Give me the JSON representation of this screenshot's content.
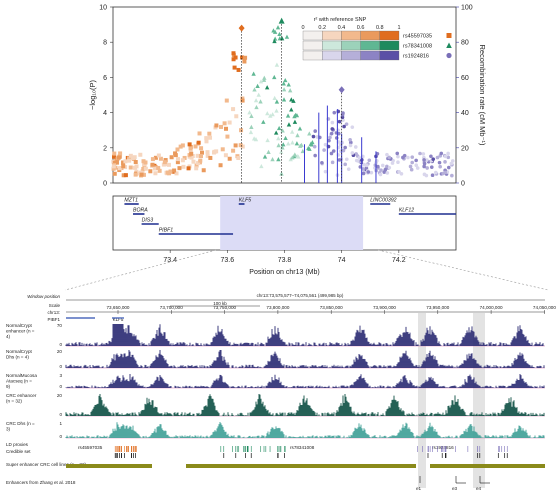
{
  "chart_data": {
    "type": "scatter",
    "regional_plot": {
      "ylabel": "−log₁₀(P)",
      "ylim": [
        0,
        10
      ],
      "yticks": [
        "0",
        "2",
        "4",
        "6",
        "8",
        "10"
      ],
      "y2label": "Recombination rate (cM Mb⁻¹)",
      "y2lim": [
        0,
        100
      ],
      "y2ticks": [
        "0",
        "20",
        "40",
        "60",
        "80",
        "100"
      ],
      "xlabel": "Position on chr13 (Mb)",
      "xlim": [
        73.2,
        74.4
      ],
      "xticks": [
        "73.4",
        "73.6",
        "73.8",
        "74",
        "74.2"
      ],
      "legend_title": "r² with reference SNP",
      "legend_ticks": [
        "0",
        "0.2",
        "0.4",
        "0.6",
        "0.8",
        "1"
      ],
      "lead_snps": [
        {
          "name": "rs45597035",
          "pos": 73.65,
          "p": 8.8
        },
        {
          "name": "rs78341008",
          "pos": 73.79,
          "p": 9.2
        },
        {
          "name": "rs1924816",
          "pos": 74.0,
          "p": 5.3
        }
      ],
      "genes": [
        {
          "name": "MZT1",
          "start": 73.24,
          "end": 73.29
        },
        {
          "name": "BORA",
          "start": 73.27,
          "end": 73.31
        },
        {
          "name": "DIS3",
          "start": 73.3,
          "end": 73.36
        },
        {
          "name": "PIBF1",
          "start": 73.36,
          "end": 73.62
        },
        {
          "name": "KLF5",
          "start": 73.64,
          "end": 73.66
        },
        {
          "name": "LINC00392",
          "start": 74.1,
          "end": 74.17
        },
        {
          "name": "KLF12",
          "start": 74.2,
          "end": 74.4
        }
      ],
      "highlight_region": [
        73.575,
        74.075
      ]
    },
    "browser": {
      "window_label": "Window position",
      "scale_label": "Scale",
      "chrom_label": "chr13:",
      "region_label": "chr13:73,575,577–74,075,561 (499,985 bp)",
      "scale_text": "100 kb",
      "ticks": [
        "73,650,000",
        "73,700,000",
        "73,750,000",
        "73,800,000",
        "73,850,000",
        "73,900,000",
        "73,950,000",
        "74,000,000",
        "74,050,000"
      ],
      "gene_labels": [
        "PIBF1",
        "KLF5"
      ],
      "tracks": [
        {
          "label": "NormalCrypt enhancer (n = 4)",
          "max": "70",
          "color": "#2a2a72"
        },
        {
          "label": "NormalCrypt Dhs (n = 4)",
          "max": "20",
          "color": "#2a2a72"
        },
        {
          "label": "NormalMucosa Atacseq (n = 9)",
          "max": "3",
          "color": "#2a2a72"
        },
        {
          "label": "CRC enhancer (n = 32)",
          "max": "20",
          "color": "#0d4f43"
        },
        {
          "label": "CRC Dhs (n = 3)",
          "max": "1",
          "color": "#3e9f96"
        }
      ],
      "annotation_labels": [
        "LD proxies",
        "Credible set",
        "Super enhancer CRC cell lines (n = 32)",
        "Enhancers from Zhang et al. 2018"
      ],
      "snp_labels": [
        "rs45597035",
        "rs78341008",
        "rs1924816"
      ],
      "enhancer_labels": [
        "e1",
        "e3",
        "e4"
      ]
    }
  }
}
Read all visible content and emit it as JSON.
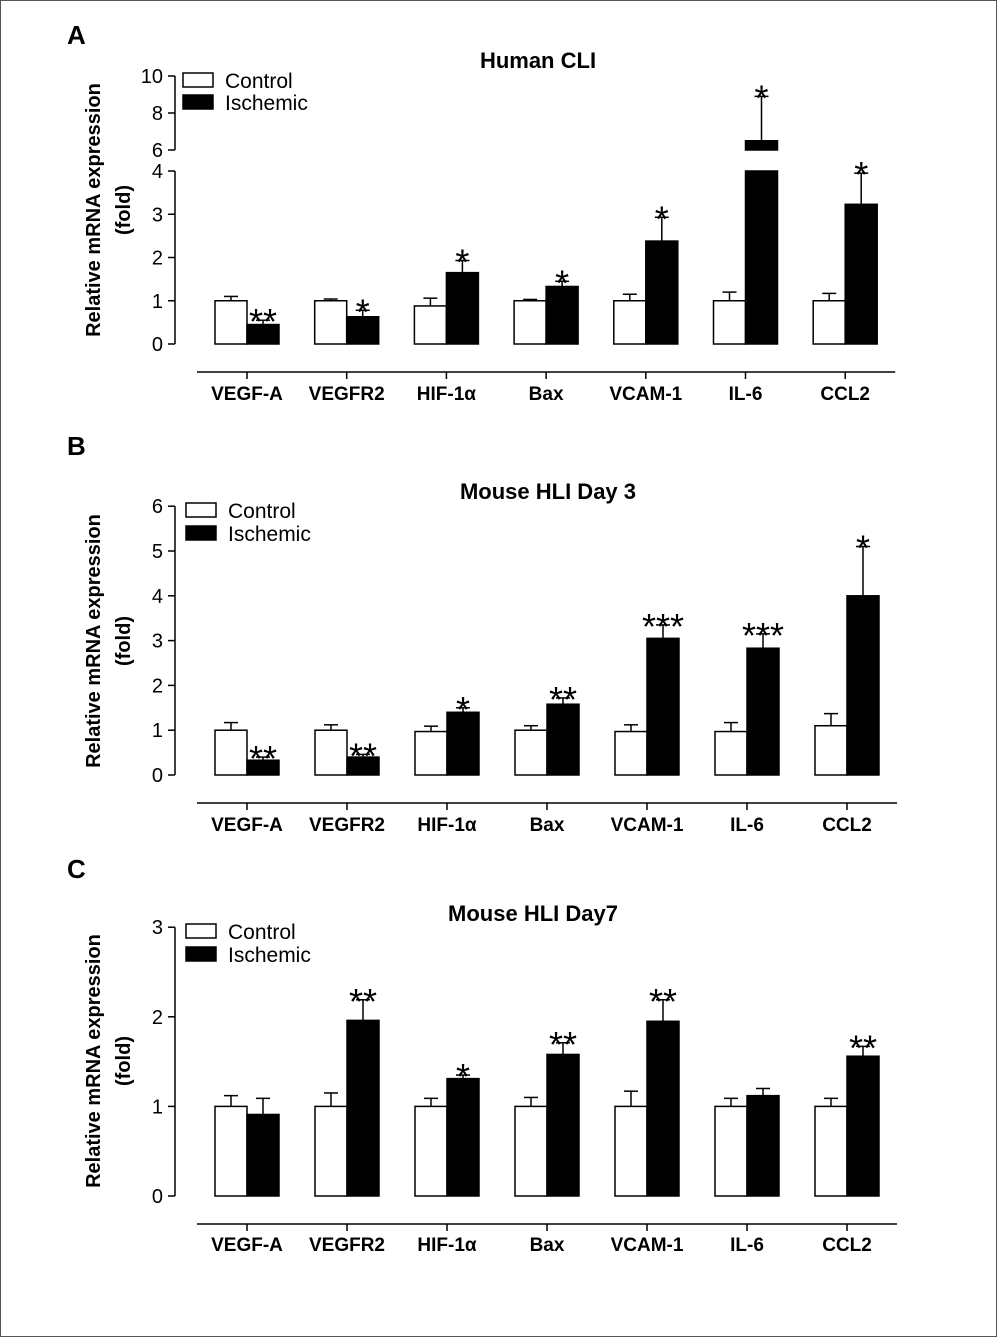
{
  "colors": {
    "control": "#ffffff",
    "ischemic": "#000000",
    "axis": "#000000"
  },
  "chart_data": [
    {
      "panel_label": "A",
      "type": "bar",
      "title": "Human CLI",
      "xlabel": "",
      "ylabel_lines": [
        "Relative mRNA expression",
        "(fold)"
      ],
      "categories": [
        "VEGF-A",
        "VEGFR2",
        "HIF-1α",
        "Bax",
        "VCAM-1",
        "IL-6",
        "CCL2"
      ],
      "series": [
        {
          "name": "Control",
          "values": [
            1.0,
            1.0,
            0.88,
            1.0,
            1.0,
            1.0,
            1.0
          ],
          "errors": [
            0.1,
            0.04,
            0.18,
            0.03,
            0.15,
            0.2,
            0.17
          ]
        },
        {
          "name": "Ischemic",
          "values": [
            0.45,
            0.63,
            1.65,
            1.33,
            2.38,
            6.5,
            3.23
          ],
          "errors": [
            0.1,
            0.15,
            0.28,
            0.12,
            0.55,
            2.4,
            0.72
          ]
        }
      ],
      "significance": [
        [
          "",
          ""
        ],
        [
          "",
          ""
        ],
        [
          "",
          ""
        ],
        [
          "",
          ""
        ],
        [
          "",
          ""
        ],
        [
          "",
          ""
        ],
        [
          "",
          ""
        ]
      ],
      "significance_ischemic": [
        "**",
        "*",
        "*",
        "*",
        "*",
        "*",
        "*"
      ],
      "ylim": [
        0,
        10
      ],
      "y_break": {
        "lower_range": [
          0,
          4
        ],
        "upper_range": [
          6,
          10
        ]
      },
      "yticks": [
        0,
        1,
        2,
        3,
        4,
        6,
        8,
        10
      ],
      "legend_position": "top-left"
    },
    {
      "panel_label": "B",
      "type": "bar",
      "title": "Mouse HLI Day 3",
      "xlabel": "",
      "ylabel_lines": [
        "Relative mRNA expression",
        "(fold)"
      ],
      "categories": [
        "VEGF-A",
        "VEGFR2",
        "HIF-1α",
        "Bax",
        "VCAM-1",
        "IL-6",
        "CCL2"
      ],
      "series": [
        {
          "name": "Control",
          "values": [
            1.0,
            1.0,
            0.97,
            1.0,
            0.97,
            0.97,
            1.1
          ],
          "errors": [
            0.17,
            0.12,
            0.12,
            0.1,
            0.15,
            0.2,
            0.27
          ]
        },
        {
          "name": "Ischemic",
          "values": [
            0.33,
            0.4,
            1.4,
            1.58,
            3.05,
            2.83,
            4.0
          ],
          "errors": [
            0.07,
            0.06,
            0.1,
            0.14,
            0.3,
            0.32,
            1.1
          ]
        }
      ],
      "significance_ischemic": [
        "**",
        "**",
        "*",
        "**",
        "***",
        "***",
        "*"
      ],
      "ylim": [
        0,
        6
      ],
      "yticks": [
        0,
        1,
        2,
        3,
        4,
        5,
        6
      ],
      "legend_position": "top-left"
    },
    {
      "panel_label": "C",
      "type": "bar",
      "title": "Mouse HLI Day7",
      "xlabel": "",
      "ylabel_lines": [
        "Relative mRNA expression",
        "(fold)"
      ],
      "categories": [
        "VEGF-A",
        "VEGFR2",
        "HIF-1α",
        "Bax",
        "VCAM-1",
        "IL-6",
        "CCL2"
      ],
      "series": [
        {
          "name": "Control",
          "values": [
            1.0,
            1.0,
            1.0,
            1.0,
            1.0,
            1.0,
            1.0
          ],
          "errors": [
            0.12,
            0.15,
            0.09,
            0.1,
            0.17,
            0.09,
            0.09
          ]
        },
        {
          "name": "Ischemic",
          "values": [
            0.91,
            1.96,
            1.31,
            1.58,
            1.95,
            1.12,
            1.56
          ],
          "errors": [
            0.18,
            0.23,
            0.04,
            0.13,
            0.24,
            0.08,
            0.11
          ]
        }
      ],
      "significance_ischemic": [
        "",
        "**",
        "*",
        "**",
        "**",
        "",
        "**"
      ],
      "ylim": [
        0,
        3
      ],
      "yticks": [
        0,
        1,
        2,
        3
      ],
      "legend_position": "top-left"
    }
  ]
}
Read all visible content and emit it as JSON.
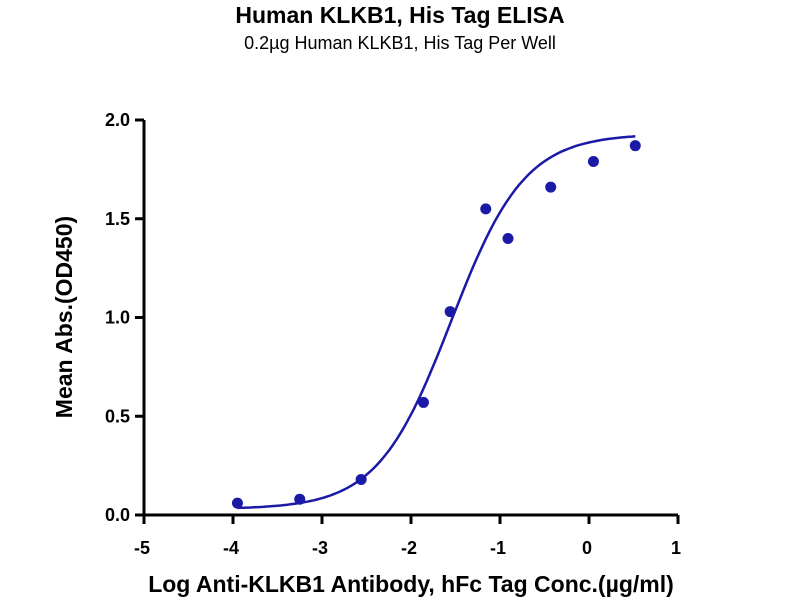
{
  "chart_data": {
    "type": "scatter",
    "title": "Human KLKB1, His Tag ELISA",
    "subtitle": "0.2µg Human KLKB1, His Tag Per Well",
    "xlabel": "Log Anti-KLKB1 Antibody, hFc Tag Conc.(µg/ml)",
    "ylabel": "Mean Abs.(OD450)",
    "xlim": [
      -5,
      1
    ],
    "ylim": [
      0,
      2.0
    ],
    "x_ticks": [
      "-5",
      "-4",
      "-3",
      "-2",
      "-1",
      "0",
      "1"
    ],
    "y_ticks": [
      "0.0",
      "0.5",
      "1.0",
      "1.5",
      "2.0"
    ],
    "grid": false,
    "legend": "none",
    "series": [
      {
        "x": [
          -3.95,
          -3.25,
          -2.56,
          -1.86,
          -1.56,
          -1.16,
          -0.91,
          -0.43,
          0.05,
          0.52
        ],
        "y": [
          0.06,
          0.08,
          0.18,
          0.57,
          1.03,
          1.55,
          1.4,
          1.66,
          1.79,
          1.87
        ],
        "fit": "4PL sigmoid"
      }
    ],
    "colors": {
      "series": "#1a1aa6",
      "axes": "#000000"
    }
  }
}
- - -
#### EXERCISE GOAL:
What is needed is every line of the records that contains the word "start".

#### EXERCISE SOLUTION:
          "start": 73.24,
          "start": 73.27,
          "start": 73.3,
          "start": 73.36,
          "start": 73.64,
          "start": 74.1,
          "start": 74.2,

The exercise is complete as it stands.